-- begin Dataset records --
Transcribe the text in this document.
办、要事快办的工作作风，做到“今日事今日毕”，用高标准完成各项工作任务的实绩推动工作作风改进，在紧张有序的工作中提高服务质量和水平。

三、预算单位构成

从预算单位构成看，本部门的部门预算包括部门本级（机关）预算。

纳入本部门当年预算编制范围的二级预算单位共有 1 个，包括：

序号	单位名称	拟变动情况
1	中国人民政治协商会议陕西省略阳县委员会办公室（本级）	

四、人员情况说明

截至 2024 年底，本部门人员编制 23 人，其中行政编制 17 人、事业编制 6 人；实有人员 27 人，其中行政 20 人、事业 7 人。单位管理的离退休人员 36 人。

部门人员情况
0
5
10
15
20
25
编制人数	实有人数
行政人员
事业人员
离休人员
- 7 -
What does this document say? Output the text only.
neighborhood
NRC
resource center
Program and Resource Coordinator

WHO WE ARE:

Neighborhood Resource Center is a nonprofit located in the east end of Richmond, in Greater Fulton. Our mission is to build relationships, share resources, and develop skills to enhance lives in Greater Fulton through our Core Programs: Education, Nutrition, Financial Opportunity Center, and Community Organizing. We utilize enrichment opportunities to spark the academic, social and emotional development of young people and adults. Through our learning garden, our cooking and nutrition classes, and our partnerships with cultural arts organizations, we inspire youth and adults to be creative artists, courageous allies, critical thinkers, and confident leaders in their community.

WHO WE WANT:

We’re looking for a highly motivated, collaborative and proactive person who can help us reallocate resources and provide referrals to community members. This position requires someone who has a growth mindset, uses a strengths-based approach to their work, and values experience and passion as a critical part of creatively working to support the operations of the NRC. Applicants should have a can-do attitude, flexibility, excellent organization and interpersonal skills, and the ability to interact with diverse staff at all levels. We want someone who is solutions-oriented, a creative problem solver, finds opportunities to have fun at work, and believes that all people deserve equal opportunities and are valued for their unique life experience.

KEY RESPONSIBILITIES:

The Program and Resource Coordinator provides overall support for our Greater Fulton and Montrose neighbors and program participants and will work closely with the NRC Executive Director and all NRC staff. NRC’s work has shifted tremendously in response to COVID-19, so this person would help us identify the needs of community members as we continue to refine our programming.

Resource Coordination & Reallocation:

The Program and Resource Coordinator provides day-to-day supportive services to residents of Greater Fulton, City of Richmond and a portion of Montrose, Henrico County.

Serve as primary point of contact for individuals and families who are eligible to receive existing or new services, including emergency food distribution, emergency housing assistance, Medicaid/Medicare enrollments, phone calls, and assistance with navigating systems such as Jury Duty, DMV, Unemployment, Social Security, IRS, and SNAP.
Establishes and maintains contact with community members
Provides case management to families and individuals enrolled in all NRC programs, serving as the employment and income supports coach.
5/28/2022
-- end Dataset records --
▸ Short task
Repeat all the records. Match each line exactly.

▸ Correct output
Transcribe the text in this document.
办、要事快办的工作作风，做到“今日事今日毕”，用高标准完成各项工作任务的实绩推动工作作风改进，在紧张有序的工作中提高服务质量和水平。

三、预算单位构成

从预算单位构成看，本部门的部门预算包括部门本级（机关）预算。

纳入本部门当年预算编制范围的二级预算单位共有 1 个，包括：

序号	单位名称	拟变动情况
1	中国人民政治协商会议陕西省略阳县委员会办公室（本级）	

四、人员情况说明

截至 2024 年底，本部门人员编制 23 人，其中行政编制 17 人、事业编制 6 人；实有人员 27 人，其中行政 20 人、事业 7 人。单位管理的离退休人员 36 人。

部门人员情况
0
5
10
15
20
25
编制人数	实有人数
行政人员
事业人员
离休人员
- 7 -
What does this document say? Output the text only.
neighborhood
NRC
resource center
Program and Resource Coordinator

WHO WE ARE:

Neighborhood Resource Center is a nonprofit located in the east end of Richmond, in Greater Fulton. Our mission is to build relationships, share resources, and develop skills to enhance lives in Greater Fulton through our Core Programs: Education, Nutrition, Financial Opportunity Center, and Community Organizing. We utilize enrichment opportunities to spark the academic, social and emotional development of young people and adults. Through our learning garden, our cooking and nutrition classes, and our partnerships with cultural arts organizations, we inspire youth and adults to be creative artists, courageous allies, critical thinkers, and confident leaders in their community.

WHO WE WANT:

We’re looking for a highly motivated, collaborative and proactive person who can help us reallocate resources and provide referrals to community members. This position requires someone who has a growth mindset, uses a strengths-based approach to their work, and values experience and passion as a critical part of creatively working to support the operations of the NRC. Applicants should have a can-do attitude, flexibility, excellent organization and interpersonal skills, and the ability to interact with diverse staff at all levels. We want someone who is solutions-oriented, a creative problem solver, finds opportunities to have fun at work, and believes that all people deserve equal opportunities and are valued for their unique life experience.

KEY RESPONSIBILITIES:

The Program and Resource Coordinator provides overall support for our Greater Fulton and Montrose neighbors and program participants and will work closely with the NRC Executive Director and all NRC staff. NRC’s work has shifted tremendously in response to COVID-19, so this person would help us identify the needs of community members as we continue to refine our programming.

Resource Coordination & Reallocation:

The Program and Resource Coordinator provides day-to-day supportive services to residents of Greater Fulton, City of Richmond and a portion of Montrose, Henrico County.

Serve as primary point of contact for individuals and families who are eligible to receive existing or new services, including emergency food distribution, emergency housing assistance, Medicaid/Medicare enrollments, phone calls, and assistance with navigating systems such as Jury Duty, DMV, Unemployment, Social Security, IRS, and SNAP.
Establishes and maintains contact with community members
Provides case management to families and individuals enrolled in all NRC programs, serving as the employment and income supports coach.
5/28/2022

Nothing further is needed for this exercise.